# MATERIAL SHOWN
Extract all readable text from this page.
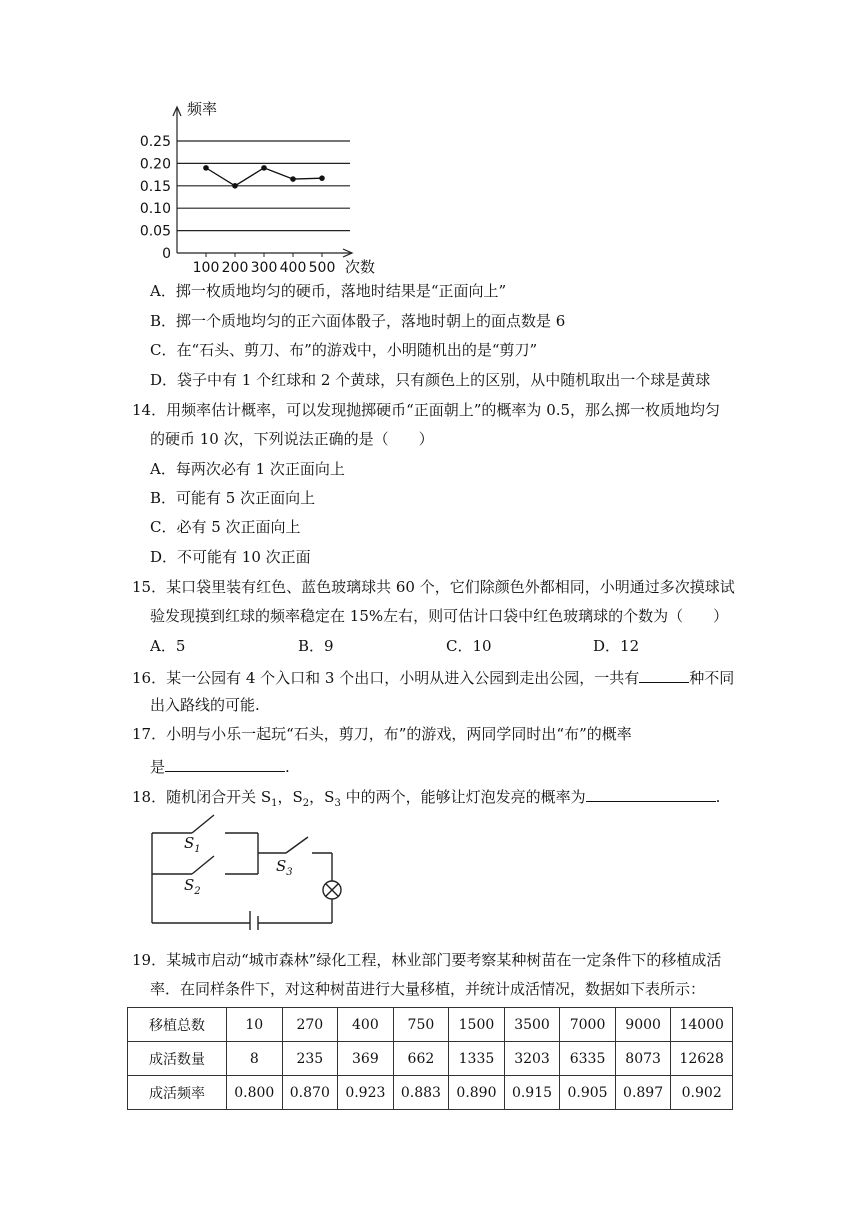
0
0.05
0.10
0.15
0.20
0.25
100 200 300 400 500
频率
次数
A．掷一枚质地均匀的硬币，落地时结果是“正面向上”
B．掷一个质地均匀的正六面体骰子，落地时朝上的面点数是 6
C．在“石头、剪刀、布”的游戏中，小明随机出的是“剪刀”
D．袋子中有 1 个红球和 2 个黄球，只有颜色上的区别，从中随机取出一个球是黄球
14．用频率估计概率，可以发现抛掷硬币“正面朝上”的概率为 0.5，那么掷一枚质地均匀
的硬币 10 次，下列说法正确的是（　　）
A．每两次必有 1 次正面向上
B．可能有 5 次正面向上
C．必有 5 次正面向上
D．不可能有 10 次正面
15．某口袋里装有红色、蓝色玻璃球共 60 个，它们除颜色外都相同，小明通过多次摸球试
验发现摸到红球的频率稳定在 15%左右，则可估计口袋中红色玻璃球的个数为（　　）
A．5	B．9	C．10	D．12
16．某一公园有 4 个入口和 3 个出口，小明从进入公园到走出公园，一共有	种不同
出入路线的可能.
17．小明与小乐一起玩“石头，剪刀，布”的游戏，两同学同时出“布”的概率
是	.
18．随机闭合开关 $S_1$，$S_2$，$S_3$ 中的两个，能够让灯泡发亮的概率为	.
$S_1$
$S_2$
$S_3$
19．某城市启动“城市森林”绿化工程，林业部门要考察某种树苗在一定条件下的移植成活
率．在同样条件下，对这种树苗进行大量移植，并统计成活情况，数据如下表所示：
移植总数	10	270	400	750	1500	3500	7000	9000	14000
成活数量	8	235	369	662	1335	3203	6335	8073	12628
成活频率	0.800	0.870	0.923	0.883	0.890	0.915	0.905	0.897	0.902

# INSTRUCTIONS TO FOLLOW
Reproduce each line word for word and drop the pictures.

# SOLUTION TO THIS PROBLEM
Extract all readable text from this page.
0
0.05
0.10
0.15
0.20
0.25
100 200 300 400 500
频率
次数
A．掷一枚质地均匀的硬币，落地时结果是“正面向上”
B．掷一个质地均匀的正六面体骰子，落地时朝上的面点数是 6
C．在“石头、剪刀、布”的游戏中，小明随机出的是“剪刀”
D．袋子中有 1 个红球和 2 个黄球，只有颜色上的区别，从中随机取出一个球是黄球
14．用频率估计概率，可以发现抛掷硬币“正面朝上”的概率为 0.5，那么掷一枚质地均匀
的硬币 10 次，下列说法正确的是（　　）
A．每两次必有 1 次正面向上
B．可能有 5 次正面向上
C．必有 5 次正面向上
D．不可能有 10 次正面
15．某口袋里装有红色、蓝色玻璃球共 60 个，它们除颜色外都相同，小明通过多次摸球试
验发现摸到红球的频率稳定在 15%左右，则可估计口袋中红色玻璃球的个数为（　　）
A．5	B．9	C．10	D．12
16．某一公园有 4 个入口和 3 个出口，小明从进入公园到走出公园，一共有	种不同
出入路线的可能.
17．小明与小乐一起玩“石头，剪刀，布”的游戏，两同学同时出“布”的概率
是	.
18．随机闭合开关 $S_1$，$S_2$，$S_3$ 中的两个，能够让灯泡发亮的概率为	.
$S_1$
$S_2$
$S_3$
19．某城市启动“城市森林”绿化工程，林业部门要考察某种树苗在一定条件下的移植成活
率．在同样条件下，对这种树苗进行大量移植，并统计成活情况，数据如下表所示：
移植总数	10	270	400	750	1500	3500	7000	9000	14000
成活数量	8	235	369	662	1335	3203	6335	8073	12628
成活频率	0.800	0.870	0.923	0.883	0.890	0.915	0.905	0.897	0.902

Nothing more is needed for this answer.